[BEGIN THE RECORDS]

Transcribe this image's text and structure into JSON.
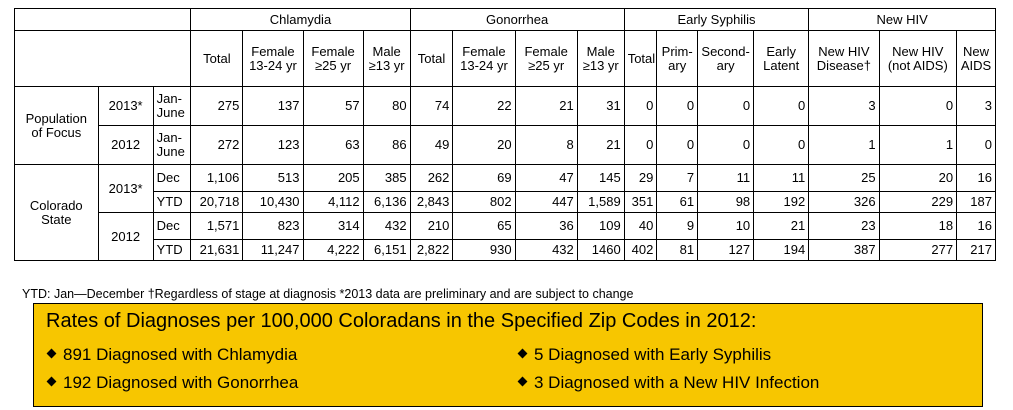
{
  "groups": {
    "chlamydia": "Chlamydia",
    "gonorrhea": "Gonorrhea",
    "syphilis": "Early Syphilis",
    "hiv": "New HIV"
  },
  "columns": {
    "total": "Total",
    "chl_f1324_a": "Female",
    "chl_f1324_b": "13-24 yr",
    "chl_f25_a": "Female",
    "chl_f25_b": "≥25 yr",
    "chl_m13_a": "Male",
    "chl_m13_b": "≥13 yr",
    "gon_f1324_a": "Female",
    "gon_f1324_b": "13-24 yr",
    "gon_f25_a": "Female",
    "gon_f25_b": "≥25 yr",
    "gon_m13_a": "Male",
    "gon_m13_b": "≥13 yr",
    "syp_prim_a": "Prim-",
    "syp_prim_b": "ary",
    "syp_sec_a": "Second-",
    "syp_sec_b": "ary",
    "syp_early_a": "Early",
    "syp_early_b": "Latent",
    "hiv_disease_a": "New HIV",
    "hiv_disease_b": "Disease†",
    "hiv_notaids_a": "New HIV",
    "hiv_notaids_b": "(not AIDS)",
    "hiv_aids_a": "New",
    "hiv_aids_b": "AIDS"
  },
  "labels": {
    "pof_a": "Population",
    "pof_b": "of Focus",
    "co_a": "Colorado",
    "co_b": "State",
    "y2013": "2013*",
    "y2012": "2012",
    "janjune_a": "Jan-",
    "janjune_b": "June",
    "dec": "Dec",
    "ytd": "YTD"
  },
  "rows": [
    [
      "275",
      "137",
      "57",
      "80",
      "74",
      "22",
      "21",
      "31",
      "0",
      "0",
      "0",
      "0",
      "3",
      "0",
      "3"
    ],
    [
      "272",
      "123",
      "63",
      "86",
      "49",
      "20",
      "8",
      "21",
      "0",
      "0",
      "0",
      "0",
      "1",
      "1",
      "0"
    ],
    [
      "1,106",
      "513",
      "205",
      "385",
      "262",
      "69",
      "47",
      "145",
      "29",
      "7",
      "11",
      "11",
      "25",
      "20",
      "16"
    ],
    [
      "20,718",
      "10,430",
      "4,112",
      "6,136",
      "2,843",
      "802",
      "447",
      "1,589",
      "351",
      "61",
      "98",
      "192",
      "326",
      "229",
      "187"
    ],
    [
      "1,571",
      "823",
      "314",
      "432",
      "210",
      "65",
      "36",
      "109",
      "40",
      "9",
      "10",
      "21",
      "23",
      "18",
      "16"
    ],
    [
      "21,631",
      "11,247",
      "4,222",
      "6,151",
      "2,822",
      "930",
      "432",
      "1460",
      "402",
      "81",
      "127",
      "194",
      "387",
      "277",
      "217"
    ]
  ],
  "footnote": "YTD: Jan—December †Regardless of stage at diagnosis *2013 data are preliminary and are subject to change",
  "rates": {
    "title": "Rates of Diagnoses per 100,000 Coloradans in the Specified Zip Codes in 2012:",
    "items": [
      "891 Diagnosed with Chlamydia",
      "192 Diagnosed with Gonorrhea",
      "5 Diagnosed with Early Syphilis",
      "3 Diagnosed with a New HIV Infection"
    ]
  },
  "colors": {
    "box": "#f7c600",
    "border": "#000000"
  }
}
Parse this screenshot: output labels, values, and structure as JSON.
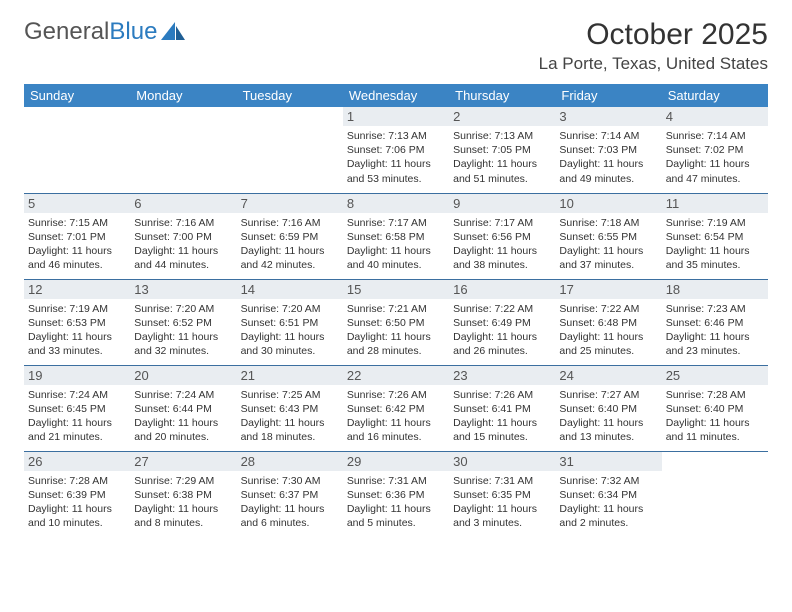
{
  "logo": {
    "text1": "General",
    "text2": "Blue"
  },
  "title": "October 2025",
  "location": "La Porte, Texas, United States",
  "colors": {
    "header_bg": "#3b84c4",
    "header_text": "#ffffff",
    "daynum_bg": "#e9edf1",
    "row_border": "#3b6fa0",
    "logo_blue": "#2b7bbf"
  },
  "weekdays": [
    "Sunday",
    "Monday",
    "Tuesday",
    "Wednesday",
    "Thursday",
    "Friday",
    "Saturday"
  ],
  "days": {
    "1": {
      "sunrise": "7:13 AM",
      "sunset": "7:06 PM",
      "daylight": "11 hours and 53 minutes."
    },
    "2": {
      "sunrise": "7:13 AM",
      "sunset": "7:05 PM",
      "daylight": "11 hours and 51 minutes."
    },
    "3": {
      "sunrise": "7:14 AM",
      "sunset": "7:03 PM",
      "daylight": "11 hours and 49 minutes."
    },
    "4": {
      "sunrise": "7:14 AM",
      "sunset": "7:02 PM",
      "daylight": "11 hours and 47 minutes."
    },
    "5": {
      "sunrise": "7:15 AM",
      "sunset": "7:01 PM",
      "daylight": "11 hours and 46 minutes."
    },
    "6": {
      "sunrise": "7:16 AM",
      "sunset": "7:00 PM",
      "daylight": "11 hours and 44 minutes."
    },
    "7": {
      "sunrise": "7:16 AM",
      "sunset": "6:59 PM",
      "daylight": "11 hours and 42 minutes."
    },
    "8": {
      "sunrise": "7:17 AM",
      "sunset": "6:58 PM",
      "daylight": "11 hours and 40 minutes."
    },
    "9": {
      "sunrise": "7:17 AM",
      "sunset": "6:56 PM",
      "daylight": "11 hours and 38 minutes."
    },
    "10": {
      "sunrise": "7:18 AM",
      "sunset": "6:55 PM",
      "daylight": "11 hours and 37 minutes."
    },
    "11": {
      "sunrise": "7:19 AM",
      "sunset": "6:54 PM",
      "daylight": "11 hours and 35 minutes."
    },
    "12": {
      "sunrise": "7:19 AM",
      "sunset": "6:53 PM",
      "daylight": "11 hours and 33 minutes."
    },
    "13": {
      "sunrise": "7:20 AM",
      "sunset": "6:52 PM",
      "daylight": "11 hours and 32 minutes."
    },
    "14": {
      "sunrise": "7:20 AM",
      "sunset": "6:51 PM",
      "daylight": "11 hours and 30 minutes."
    },
    "15": {
      "sunrise": "7:21 AM",
      "sunset": "6:50 PM",
      "daylight": "11 hours and 28 minutes."
    },
    "16": {
      "sunrise": "7:22 AM",
      "sunset": "6:49 PM",
      "daylight": "11 hours and 26 minutes."
    },
    "17": {
      "sunrise": "7:22 AM",
      "sunset": "6:48 PM",
      "daylight": "11 hours and 25 minutes."
    },
    "18": {
      "sunrise": "7:23 AM",
      "sunset": "6:46 PM",
      "daylight": "11 hours and 23 minutes."
    },
    "19": {
      "sunrise": "7:24 AM",
      "sunset": "6:45 PM",
      "daylight": "11 hours and 21 minutes."
    },
    "20": {
      "sunrise": "7:24 AM",
      "sunset": "6:44 PM",
      "daylight": "11 hours and 20 minutes."
    },
    "21": {
      "sunrise": "7:25 AM",
      "sunset": "6:43 PM",
      "daylight": "11 hours and 18 minutes."
    },
    "22": {
      "sunrise": "7:26 AM",
      "sunset": "6:42 PM",
      "daylight": "11 hours and 16 minutes."
    },
    "23": {
      "sunrise": "7:26 AM",
      "sunset": "6:41 PM",
      "daylight": "11 hours and 15 minutes."
    },
    "24": {
      "sunrise": "7:27 AM",
      "sunset": "6:40 PM",
      "daylight": "11 hours and 13 minutes."
    },
    "25": {
      "sunrise": "7:28 AM",
      "sunset": "6:40 PM",
      "daylight": "11 hours and 11 minutes."
    },
    "26": {
      "sunrise": "7:28 AM",
      "sunset": "6:39 PM",
      "daylight": "11 hours and 10 minutes."
    },
    "27": {
      "sunrise": "7:29 AM",
      "sunset": "6:38 PM",
      "daylight": "11 hours and 8 minutes."
    },
    "28": {
      "sunrise": "7:30 AM",
      "sunset": "6:37 PM",
      "daylight": "11 hours and 6 minutes."
    },
    "29": {
      "sunrise": "7:31 AM",
      "sunset": "6:36 PM",
      "daylight": "11 hours and 5 minutes."
    },
    "30": {
      "sunrise": "7:31 AM",
      "sunset": "6:35 PM",
      "daylight": "11 hours and 3 minutes."
    },
    "31": {
      "sunrise": "7:32 AM",
      "sunset": "6:34 PM",
      "daylight": "11 hours and 2 minutes."
    }
  },
  "layout": {
    "first_weekday_index": 3,
    "num_days": 31,
    "labels": {
      "sunrise": "Sunrise: ",
      "sunset": "Sunset: ",
      "daylight": "Daylight: "
    }
  }
}
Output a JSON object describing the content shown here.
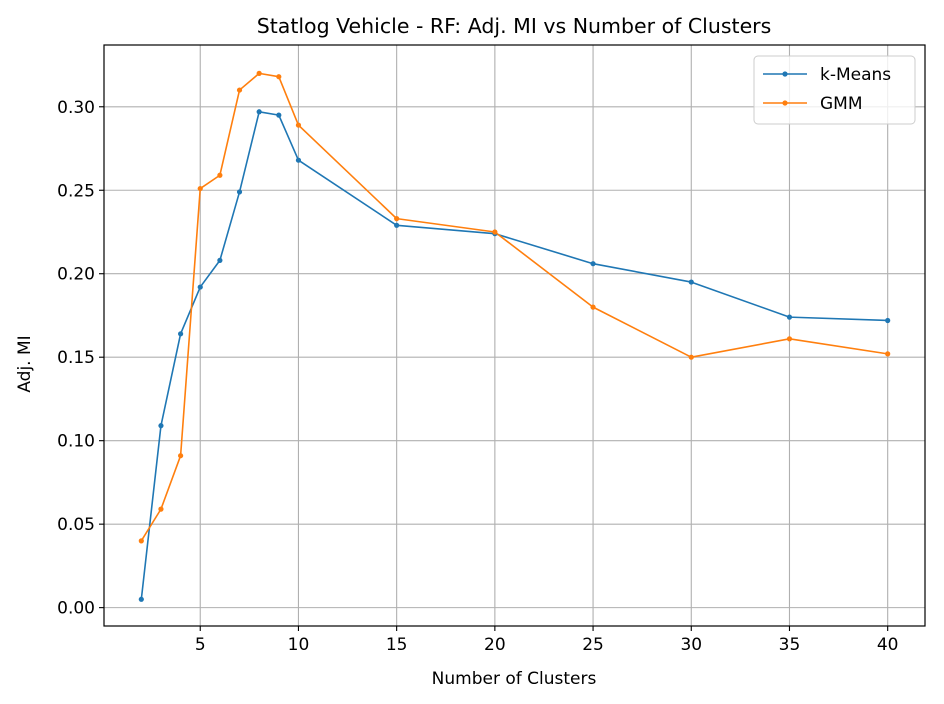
{
  "chart_data": {
    "type": "line",
    "title": "Statlog Vehicle - RF: Adj. MI vs Number of Clusters",
    "xlabel": "Number of Clusters",
    "ylabel": "Adj. MI",
    "xlim": [
      0.1,
      41.9
    ],
    "ylim": [
      -0.011,
      0.337
    ],
    "xticks": [
      5,
      10,
      15,
      20,
      25,
      30,
      35,
      40
    ],
    "xtick_labels": [
      "5",
      "10",
      "15",
      "20",
      "25",
      "30",
      "35",
      "40"
    ],
    "yticks": [
      0.0,
      0.05,
      0.1,
      0.15,
      0.2,
      0.25,
      0.3
    ],
    "ytick_labels": [
      "0.00",
      "0.05",
      "0.10",
      "0.15",
      "0.20",
      "0.25",
      "0.30"
    ],
    "grid": true,
    "legend_position": "top-right",
    "x": [
      2,
      3,
      4,
      5,
      6,
      7,
      8,
      9,
      10,
      15,
      20,
      25,
      30,
      35,
      40
    ],
    "series": [
      {
        "name": "k-Means",
        "color": "#1f77b4",
        "values": [
          0.005,
          0.109,
          0.164,
          0.192,
          0.208,
          0.249,
          0.297,
          0.295,
          0.268,
          0.229,
          0.224,
          0.206,
          0.195,
          0.174,
          0.172
        ]
      },
      {
        "name": "GMM",
        "color": "#ff7f0e",
        "values": [
          0.04,
          0.059,
          0.091,
          0.251,
          0.259,
          0.31,
          0.32,
          0.318,
          0.289,
          0.233,
          0.225,
          0.18,
          0.15,
          0.161,
          0.152
        ]
      }
    ]
  }
}
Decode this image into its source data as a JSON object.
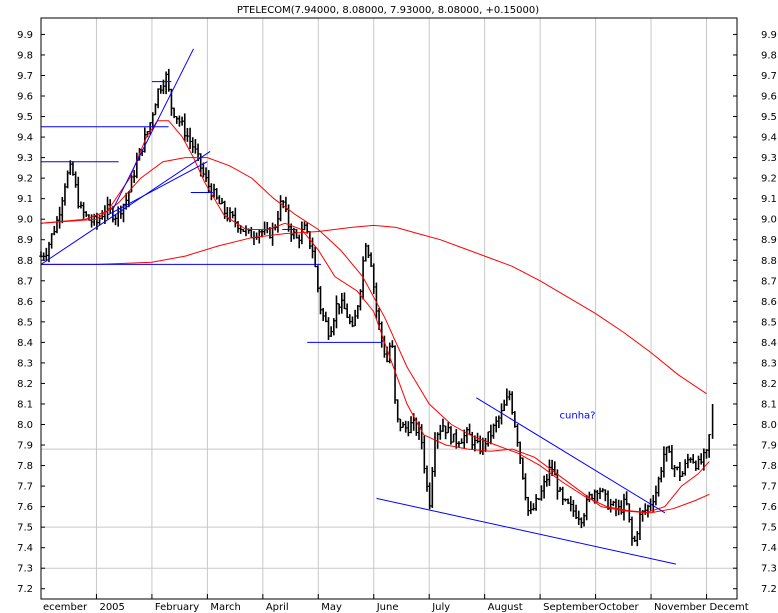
{
  "chart_data": {
    "type": "line",
    "title": "PTELECOM(7.94000, 8.08000, 7.93000, 8.08000, +0.15000)",
    "ylim": [
      7.15,
      9.98
    ],
    "y_ticks": [
      7.2,
      7.3,
      7.4,
      7.5,
      7.6,
      7.7,
      7.8,
      7.9,
      8.0,
      8.1,
      8.2,
      8.3,
      8.4,
      8.5,
      8.6,
      8.7,
      8.8,
      8.9,
      9.0,
      9.1,
      9.2,
      9.3,
      9.4,
      9.5,
      9.6,
      9.7,
      9.8,
      9.9
    ],
    "y_tick_labels": [
      "7.2",
      "7.3",
      "7.4",
      "7.5",
      "7.6",
      "7.7",
      "7.8",
      "7.9",
      "8.0",
      "8.1",
      "8.2",
      "8.3",
      "8.4",
      "8.5",
      "8.6",
      "8.7",
      "8.8",
      "8.9",
      "9.0",
      "9.1",
      "9.2",
      "9.3",
      "9.4",
      "9.5",
      "9.6",
      "9.7",
      "9.8",
      "9.9"
    ],
    "x_range": [
      0,
      12.55
    ],
    "month_starts": [
      0,
      1,
      2,
      3,
      4,
      5,
      6,
      7,
      8,
      9,
      10,
      11,
      12
    ],
    "month_labels": [
      "ecember",
      "2005",
      "February",
      "March",
      "April",
      "May",
      "June",
      "July",
      "August",
      "September",
      "October",
      "November",
      "Decemt"
    ],
    "grid": {
      "vertical_months": true,
      "horizontal_levels": [
        7.88,
        7.5,
        7.3
      ]
    },
    "price_anchors": [
      [
        0.0,
        8.82
      ],
      [
        0.1,
        8.85
      ],
      [
        0.3,
        9.0
      ],
      [
        0.45,
        9.2
      ],
      [
        0.55,
        9.25
      ],
      [
        0.7,
        9.05
      ],
      [
        0.85,
        9.0
      ],
      [
        1.0,
        8.98
      ],
      [
        1.15,
        9.05
      ],
      [
        1.35,
        9.02
      ],
      [
        1.55,
        9.1
      ],
      [
        1.75,
        9.3
      ],
      [
        1.95,
        9.45
      ],
      [
        2.1,
        9.62
      ],
      [
        2.25,
        9.7
      ],
      [
        2.35,
        9.55
      ],
      [
        2.55,
        9.45
      ],
      [
        2.75,
        9.35
      ],
      [
        2.95,
        9.2
      ],
      [
        3.15,
        9.1
      ],
      [
        3.35,
        9.02
      ],
      [
        3.55,
        8.98
      ],
      [
        3.75,
        8.92
      ],
      [
        3.95,
        8.95
      ],
      [
        4.05,
        8.92
      ],
      [
        4.2,
        8.95
      ],
      [
        4.35,
        9.1
      ],
      [
        4.45,
        8.98
      ],
      [
        4.6,
        8.9
      ],
      [
        4.75,
        8.95
      ],
      [
        4.9,
        8.85
      ],
      [
        5.05,
        8.55
      ],
      [
        5.2,
        8.45
      ],
      [
        5.35,
        8.6
      ],
      [
        5.5,
        8.55
      ],
      [
        5.62,
        8.45
      ],
      [
        5.75,
        8.65
      ],
      [
        5.85,
        8.9
      ],
      [
        5.95,
        8.8
      ],
      [
        6.05,
        8.55
      ],
      [
        6.15,
        8.4
      ],
      [
        6.25,
        8.3
      ],
      [
        6.32,
        8.45
      ],
      [
        6.4,
        8.02
      ],
      [
        6.55,
        7.98
      ],
      [
        6.7,
        8.0
      ],
      [
        6.85,
        7.95
      ],
      [
        7.0,
        7.6
      ],
      [
        7.1,
        7.95
      ],
      [
        7.25,
        8.0
      ],
      [
        7.45,
        7.92
      ],
      [
        7.7,
        7.95
      ],
      [
        7.9,
        7.88
      ],
      [
        8.1,
        7.95
      ],
      [
        8.3,
        8.05
      ],
      [
        8.45,
        8.15
      ],
      [
        8.6,
        7.92
      ],
      [
        8.8,
        7.55
      ],
      [
        9.0,
        7.65
      ],
      [
        9.2,
        7.8
      ],
      [
        9.4,
        7.62
      ],
      [
        9.6,
        7.58
      ],
      [
        9.75,
        7.55
      ],
      [
        9.9,
        7.65
      ],
      [
        10.05,
        7.7
      ],
      [
        10.2,
        7.62
      ],
      [
        10.4,
        7.58
      ],
      [
        10.55,
        7.62
      ],
      [
        10.68,
        7.4
      ],
      [
        10.8,
        7.55
      ],
      [
        10.95,
        7.6
      ],
      [
        11.1,
        7.68
      ],
      [
        11.25,
        7.88
      ],
      [
        11.4,
        7.8
      ],
      [
        11.55,
        7.75
      ],
      [
        11.7,
        7.85
      ],
      [
        11.85,
        7.8
      ],
      [
        12.0,
        7.85
      ],
      [
        12.08,
        8.0
      ]
    ],
    "bar_noise": 0.06,
    "close_value": 8.08,
    "series": [
      {
        "color": "#ff0000",
        "values": [
          [
            0.0,
            8.98
          ],
          [
            0.4,
            8.99
          ],
          [
            0.8,
            9.0
          ],
          [
            1.2,
            9.04
          ],
          [
            1.6,
            9.2
          ],
          [
            1.9,
            9.4
          ],
          [
            2.1,
            9.48
          ],
          [
            2.3,
            9.48
          ],
          [
            2.55,
            9.4
          ],
          [
            2.75,
            9.3
          ],
          [
            2.95,
            9.18
          ],
          [
            3.3,
            9.02
          ],
          [
            3.7,
            8.95
          ],
          [
            4.1,
            8.95
          ],
          [
            4.4,
            8.98
          ],
          [
            4.7,
            8.95
          ],
          [
            5.0,
            8.85
          ],
          [
            5.3,
            8.72
          ],
          [
            5.7,
            8.65
          ],
          [
            6.0,
            8.55
          ],
          [
            6.3,
            8.32
          ],
          [
            6.6,
            8.1
          ],
          [
            6.9,
            7.95
          ],
          [
            7.3,
            7.9
          ],
          [
            7.7,
            7.88
          ],
          [
            8.1,
            7.87
          ],
          [
            8.5,
            7.88
          ],
          [
            8.9,
            7.84
          ],
          [
            9.3,
            7.76
          ],
          [
            9.7,
            7.68
          ],
          [
            10.1,
            7.6
          ],
          [
            10.5,
            7.58
          ],
          [
            10.9,
            7.57
          ],
          [
            11.25,
            7.6
          ],
          [
            11.55,
            7.7
          ],
          [
            11.85,
            7.76
          ],
          [
            12.05,
            7.82
          ]
        ]
      },
      {
        "color": "#ff0000",
        "values": [
          [
            0.0,
            8.98
          ],
          [
            0.5,
            8.99
          ],
          [
            1.0,
            9.0
          ],
          [
            1.4,
            9.08
          ],
          [
            1.8,
            9.2
          ],
          [
            2.2,
            9.28
          ],
          [
            2.6,
            9.3
          ],
          [
            3.0,
            9.3
          ],
          [
            3.4,
            9.26
          ],
          [
            3.8,
            9.2
          ],
          [
            4.2,
            9.1
          ],
          [
            4.6,
            9.02
          ],
          [
            5.0,
            8.95
          ],
          [
            5.4,
            8.85
          ],
          [
            5.8,
            8.72
          ],
          [
            6.2,
            8.52
          ],
          [
            6.6,
            8.28
          ],
          [
            7.0,
            8.1
          ],
          [
            7.4,
            8.0
          ],
          [
            7.8,
            7.94
          ],
          [
            8.2,
            7.9
          ],
          [
            8.6,
            7.86
          ],
          [
            9.0,
            7.8
          ],
          [
            9.4,
            7.72
          ],
          [
            9.8,
            7.65
          ],
          [
            10.2,
            7.6
          ],
          [
            10.6,
            7.58
          ],
          [
            11.0,
            7.57
          ],
          [
            11.4,
            7.59
          ],
          [
            11.8,
            7.63
          ],
          [
            12.05,
            7.66
          ]
        ]
      },
      {
        "color": "#ff0000",
        "values": [
          [
            0.0,
            8.78
          ],
          [
            1.0,
            8.78
          ],
          [
            2.0,
            8.79
          ],
          [
            2.6,
            8.82
          ],
          [
            3.2,
            8.87
          ],
          [
            3.8,
            8.91
          ],
          [
            4.4,
            8.93
          ],
          [
            5.0,
            8.94
          ],
          [
            5.6,
            8.96
          ],
          [
            6.0,
            8.97
          ],
          [
            6.4,
            8.96
          ],
          [
            6.8,
            8.93
          ],
          [
            7.2,
            8.9
          ],
          [
            7.6,
            8.86
          ],
          [
            8.0,
            8.82
          ],
          [
            8.5,
            8.77
          ],
          [
            9.0,
            8.7
          ],
          [
            9.5,
            8.62
          ],
          [
            10.0,
            8.54
          ],
          [
            10.5,
            8.45
          ],
          [
            11.0,
            8.35
          ],
          [
            11.5,
            8.24
          ],
          [
            12.0,
            8.15
          ]
        ]
      }
    ],
    "trendlines": [
      {
        "color": "#0000ff",
        "points": [
          [
            0.0,
            8.78
          ],
          [
            3.05,
            9.33
          ]
        ]
      },
      {
        "color": "#0000ff",
        "points": [
          [
            1.3,
            9.05
          ],
          [
            2.75,
            9.83
          ]
        ]
      },
      {
        "color": "#0000ff",
        "points": [
          [
            1.2,
            9.02
          ],
          [
            3.0,
            9.28
          ]
        ]
      },
      {
        "color": "#0000ff",
        "points": [
          [
            0.0,
            9.45
          ],
          [
            2.3,
            9.45
          ]
        ]
      },
      {
        "color": "#0000ff",
        "points": [
          [
            0.0,
            9.28
          ],
          [
            1.4,
            9.28
          ]
        ]
      },
      {
        "color": "#0000ff",
        "points": [
          [
            2.0,
            9.67
          ],
          [
            2.35,
            9.67
          ]
        ]
      },
      {
        "color": "#0000ff",
        "points": [
          [
            0.0,
            8.78
          ],
          [
            5.05,
            8.78
          ]
        ]
      },
      {
        "color": "#0000ff",
        "points": [
          [
            4.8,
            8.4
          ],
          [
            6.15,
            8.4
          ]
        ]
      },
      {
        "color": "#0000ff",
        "points": [
          [
            2.7,
            9.13
          ],
          [
            3.1,
            9.13
          ]
        ]
      },
      {
        "color": "#0000ff",
        "points": [
          [
            4.35,
            8.95
          ],
          [
            4.6,
            8.95
          ]
        ]
      },
      {
        "color": "#0000ff",
        "points": [
          [
            7.85,
            8.13
          ],
          [
            11.25,
            7.57
          ]
        ]
      },
      {
        "color": "#0000ff",
        "points": [
          [
            6.05,
            7.64
          ],
          [
            11.45,
            7.32
          ]
        ]
      }
    ],
    "annotations": [
      {
        "text": "cunha?",
        "x": 9.35,
        "y": 8.03,
        "color": "#0000ff"
      }
    ]
  }
}
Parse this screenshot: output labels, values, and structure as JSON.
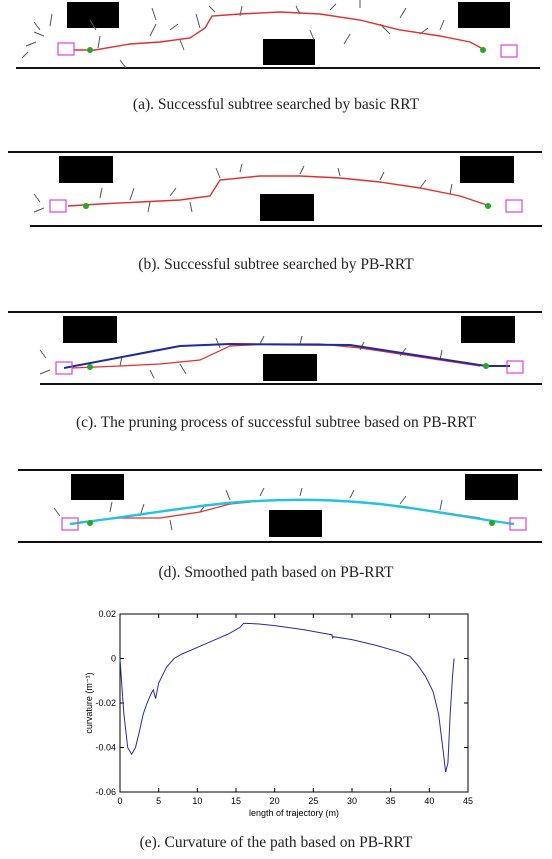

[END THE RECORDS]

EXERCISE PROMPT -> Which lines hold the string "Syphilis"? List them all.

WRITTEN ANSWER ->
    "syphilis": "Early Syphilis",
      "5 Diagnosed with Early Syphilis",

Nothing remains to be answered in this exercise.